Your goal —
Lines holding the string "icon" are the ones to copy; find them all in the data.

[Data records]
::::::

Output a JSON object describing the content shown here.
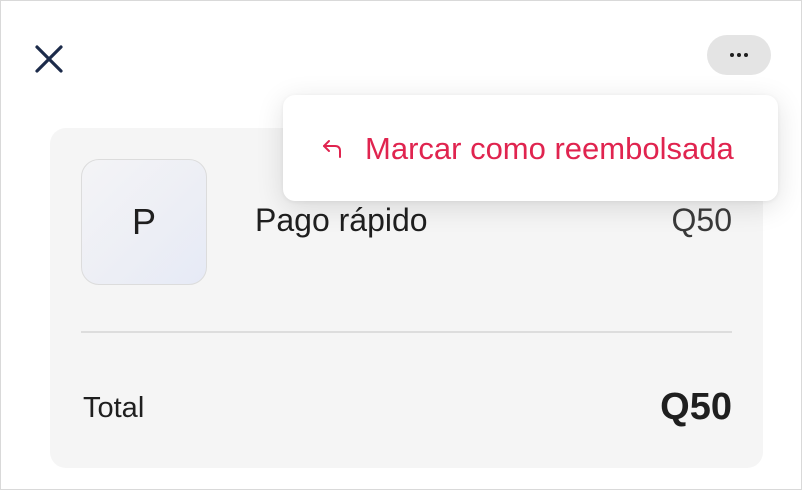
{
  "header": {
    "close_icon": "close-icon",
    "more_icon": "more-horizontal-icon"
  },
  "menu": {
    "items": [
      {
        "label": "Marcar como reembolsada",
        "icon": "undo-arrow-icon",
        "color": "#e0244f"
      }
    ]
  },
  "order": {
    "items": [
      {
        "avatar_letter": "P",
        "name": "Pago rápido",
        "price": "Q50"
      }
    ],
    "total_label": "Total",
    "total_value": "Q50"
  }
}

::::::

Result of this task —
    "close_icon": "close-icon",
    "more_icon": "more-horizontal-icon"
        "icon": "undo-arrow-icon",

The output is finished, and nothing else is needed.